→ **Given passage**:
• • • •

Today we found that one of our Nagios systems had not been reporting on SNMP traps for the past month. Upon investigating further, the snmptt.log was over a month old.
We then restared the SNMPTT service and everything burst back to life but we were flooded with a months worth of alarms.
This is not the first time that this has happened and the SNMPTT service has locked up.
Is there any way of setting something up so that the service is restarted every couple of days or every week to ensure that this doesn't happen again.
I'm not sure as to why it locks up but we are losing critical alarming as a result.
Many Thanks
Re: SNMPTT service locked up
Posted: Tue May 03, 2016 9:49 am
by gormank
Have a look at the change to the nagios init script in the 4th post down in the link. I haven't seen the problem since makaing this change.
https://support.nagios.com/forum/viewto ... 8&start=30
A monitor on the number of files in (I think) /var/spool/snmptt will let you know when its locked up.
My experience what that a restart of the running process showed the stop part as failed, and then a success on start. I think a status check showed running.
You may want to wait for the Nagios folks to comment.

• • • •

→ **Prompt A**: Return the records lines from the one holding "table-row (93, 134, 675, 152)" through the one holding "info-label: Assessor Name (93, 206, 308, 224)", both included, with no changes.

→ **Supplied material**:
• • • •

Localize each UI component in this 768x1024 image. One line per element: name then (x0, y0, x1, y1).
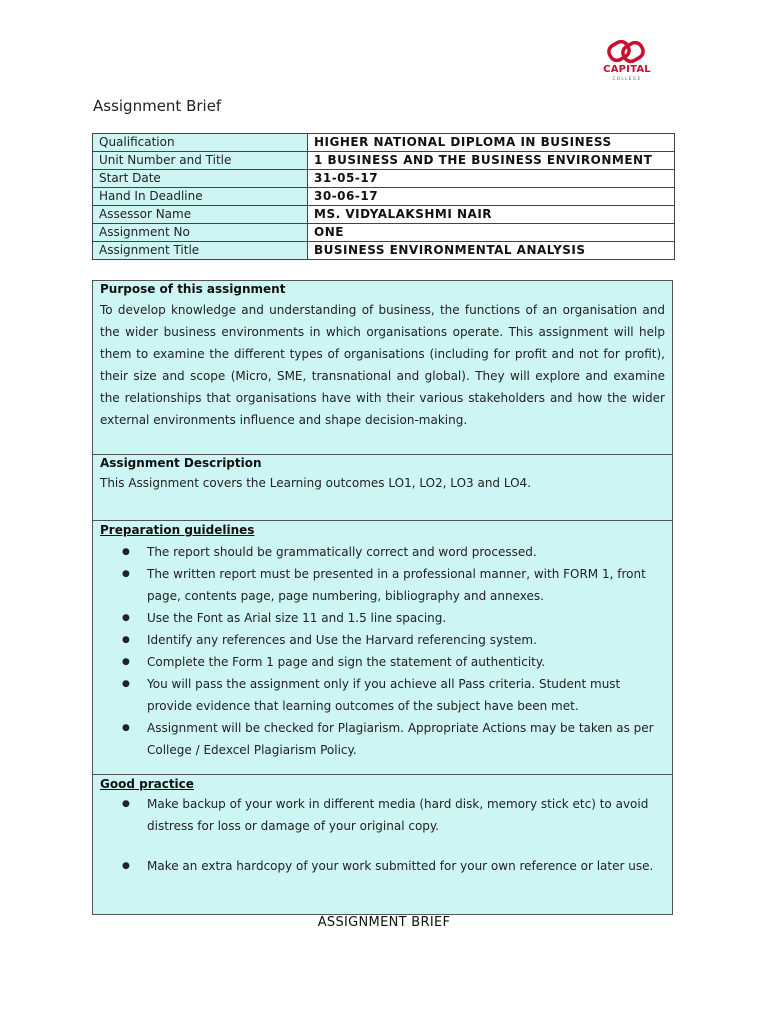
table-row (93, 134, 675, 152)
logo-text: CAPITAL (603, 64, 651, 75)
bullet-icon: ● (122, 613, 130, 623)
info-label: Assignment Title (93, 242, 308, 260)
list-item-text: Identify any references and Use the Harvard referencing system. (147, 633, 537, 647)
info-value: 31-05-17 (308, 170, 675, 188)
preparation-section (92, 520, 673, 775)
logo-subtext: COLLEGE (612, 76, 642, 81)
bullet-icon: ● (122, 547, 130, 557)
good-practice-heading: Good practice (100, 777, 194, 791)
info-label: Assignment No (93, 224, 308, 242)
info-value: MS. VIDYALAKSHMI NAIR (308, 206, 675, 224)
list-item (93, 855, 672, 877)
info-label: Assessor Name (93, 206, 308, 224)
info-label: Qualification (93, 134, 308, 152)
capital-college-logo (596, 40, 658, 84)
list-item (93, 629, 672, 651)
description-heading: Assignment Description (100, 456, 262, 470)
description-section (92, 454, 673, 521)
preparation-heading: Preparation guidelines (100, 523, 255, 537)
list-item (93, 673, 672, 717)
assignment-info-table (92, 133, 675, 260)
info-value: ONE (308, 224, 675, 242)
page-title: Assignment Brief (93, 97, 222, 115)
good-practice-section (92, 774, 673, 915)
purpose-text: To develop knowledge and understanding of business, the functions of an organisation and the wider business environments in which organisations operate. This assignment will help them to examine the different types of organisations (including for profit and not for profit), their size and scope (Micro, SME, transnational and global). They will explore and examine the relationships that organisations have with their various stakeholders and how the wider external environments influence and shape decision-making. (100, 303, 665, 427)
list-item (93, 793, 672, 837)
table-row (93, 152, 675, 170)
description-text: This Assignment covers the Learning outcomes LO1, LO2, LO3 and LO4. (100, 476, 532, 490)
bullet-icon: ● (122, 657, 130, 667)
info-label: Start Date (93, 170, 308, 188)
list-item-text: Complete the Form 1 page and sign the statement of authenticity. (147, 655, 546, 669)
table-row (93, 188, 675, 206)
good-practice-list (93, 793, 672, 877)
list-item (93, 541, 672, 563)
list-item (93, 607, 672, 629)
chain-link-icon (596, 40, 658, 64)
info-value: BUSINESS ENVIRONMENTAL ANALYSIS (308, 242, 675, 260)
info-label: Hand In Deadline (93, 188, 308, 206)
table-row (93, 224, 675, 242)
bullet-icon: ● (122, 679, 130, 689)
table-row (93, 242, 675, 260)
bullet-icon: ● (122, 723, 130, 733)
list-item-text: The written report must be presented in a professional manner, with FORM 1, front page, contents page, page numbering, bibliography and annexes. (147, 567, 646, 603)
table-row (93, 170, 675, 188)
list-item-text: The report should be grammatically correct and word processed. (147, 545, 537, 559)
purpose-section (92, 280, 673, 455)
list-item-text: Make backup of your work in different media (hard disk, memory stick etc) to avoid distress for loss or damage of your original copy. (147, 797, 649, 833)
info-label: Unit Number and Title (93, 152, 308, 170)
bullet-icon: ● (122, 861, 130, 871)
list-item (93, 717, 672, 761)
list-item (93, 651, 672, 673)
preparation-list (93, 541, 672, 761)
info-value: 1 BUSINESS AND THE BUSINESS ENVIRONMENT (308, 152, 675, 170)
bullet-icon: ● (122, 569, 130, 579)
list-item-text: You will pass the assignment only if you achieve all Pass criteria. Student must provide evidence that learning outcomes of the subject have been met. (147, 677, 621, 713)
info-value: 30-06-17 (308, 188, 675, 206)
list-item (93, 563, 672, 607)
list-item-text: Assignment will be checked for Plagiarism. Appropriate Actions may be taken as per College / Edexcel Plagiarism Policy. (147, 721, 654, 757)
table-row (93, 206, 675, 224)
bullet-icon: ● (122, 799, 130, 809)
list-item-text: Use the Font as Arial size 11 and 1.5 line spacing. (147, 611, 447, 625)
info-value: HIGHER NATIONAL DIPLOMA IN BUSINESS (308, 134, 675, 152)
list-item-text: Make an extra hardcopy of your work submitted for your own reference or later use. (147, 859, 654, 873)
purpose-heading: Purpose of this assignment (100, 282, 286, 296)
bullet-icon: ● (122, 635, 130, 645)
footer-title: ASSIGNMENT BRIEF (317, 915, 451, 930)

• • • •

→ **Prompt B**: Resume the forum thread about the SNMPTT service locking up from its last sentence.

→ **Exercise output A**:
table-row (93, 134, 675, 152)
logo-text: CAPITAL (603, 64, 651, 75)
bullet-icon: ● (122, 613, 130, 623)
info-label: Assignment Title (93, 242, 308, 260)
list-item-text: Identify any references and Use the Harvard referencing system. (147, 633, 537, 647)
info-value: 31-05-17 (308, 170, 675, 188)
preparation-section (92, 520, 673, 775)
logo-subtext: COLLEGE (612, 76, 642, 81)
bullet-icon: ● (122, 547, 130, 557)
good-practice-heading: Good practice (100, 777, 194, 791)
info-label: Assignment No (93, 224, 308, 242)
info-value: MS. VIDYALAKSHMI NAIR (308, 206, 675, 224)
list-item (93, 855, 672, 877)
info-label: Assessor Name (93, 206, 308, 224)

→ **Exercise output B**:
Re: SNMPTT service locked up
Posted: Tue May 03, 2016 1:12 pm
by tmcdonald
That should work, but the line numbers are not matching what I have on a 5.2.7 system. Here is the section you would need to edit:
Code: Select all
start)
echo -n "Starting nagios:"
if test "$checkconfig" = "true"; then
check_config
# check_config exits on configuration errors.
fi
if test -f $NagiosRunFile; then
NagiosPID=`head -n 1 $NagiosRunFile`
if status_nagios; then
echo " another instance of nagios is already running."
exit 0
fi
fi
touch $NagiosVarDir/nagios.log $NagiosRetentionFile
rm -f $NagiosCommandFile
touch $NagiosRunFile
chown $NagiosUser:$NagiosGroup $NagiosRunFile $NagiosVarDir/nagios.log $NagiosRetentionFile
USER=$NagiosUser G_BROKEN_FILENAMES=1 SSH_TTY=/dev/pts/0 $NagiosBin -d $NagiosCfgFile
if [ -d $NagiosLockDir ]; then touch $NagiosLockDir/$NagiosLockFile; fi
echo " done."
;;
to
Code: Select all
start)
echo -n "Starting nagios:"
if test "$checkconfig" = "true"; then
check_config
# check_config exits on configuration errors.
fi
if test -f $NagiosRunFile; then
NagiosPID=`head -n 1 $NagiosRunFile`
if status_nagios; then
echo " another instance of nagios is already running."
exit 0
fi
fi
touch $NagiosVarDir/nagios.log $NagiosRetentionFile
rm -f $NagiosCommandFile
touch $NagiosRunFile
chown $NagiosUser:$NagiosGroup $NagiosRunFile $NagiosVarDir/nagios.log $NagiosRetentionFile
USER=$NagiosUser G_BROKEN_FILENAMES=1 SSH_TTY=/dev/pts/0 $NagiosBin -d $NagiosCfgFile
if [ -d $NagiosLockDir ]; then touch $NagiosLockDir/$NagiosLockFile; fi
echo " done."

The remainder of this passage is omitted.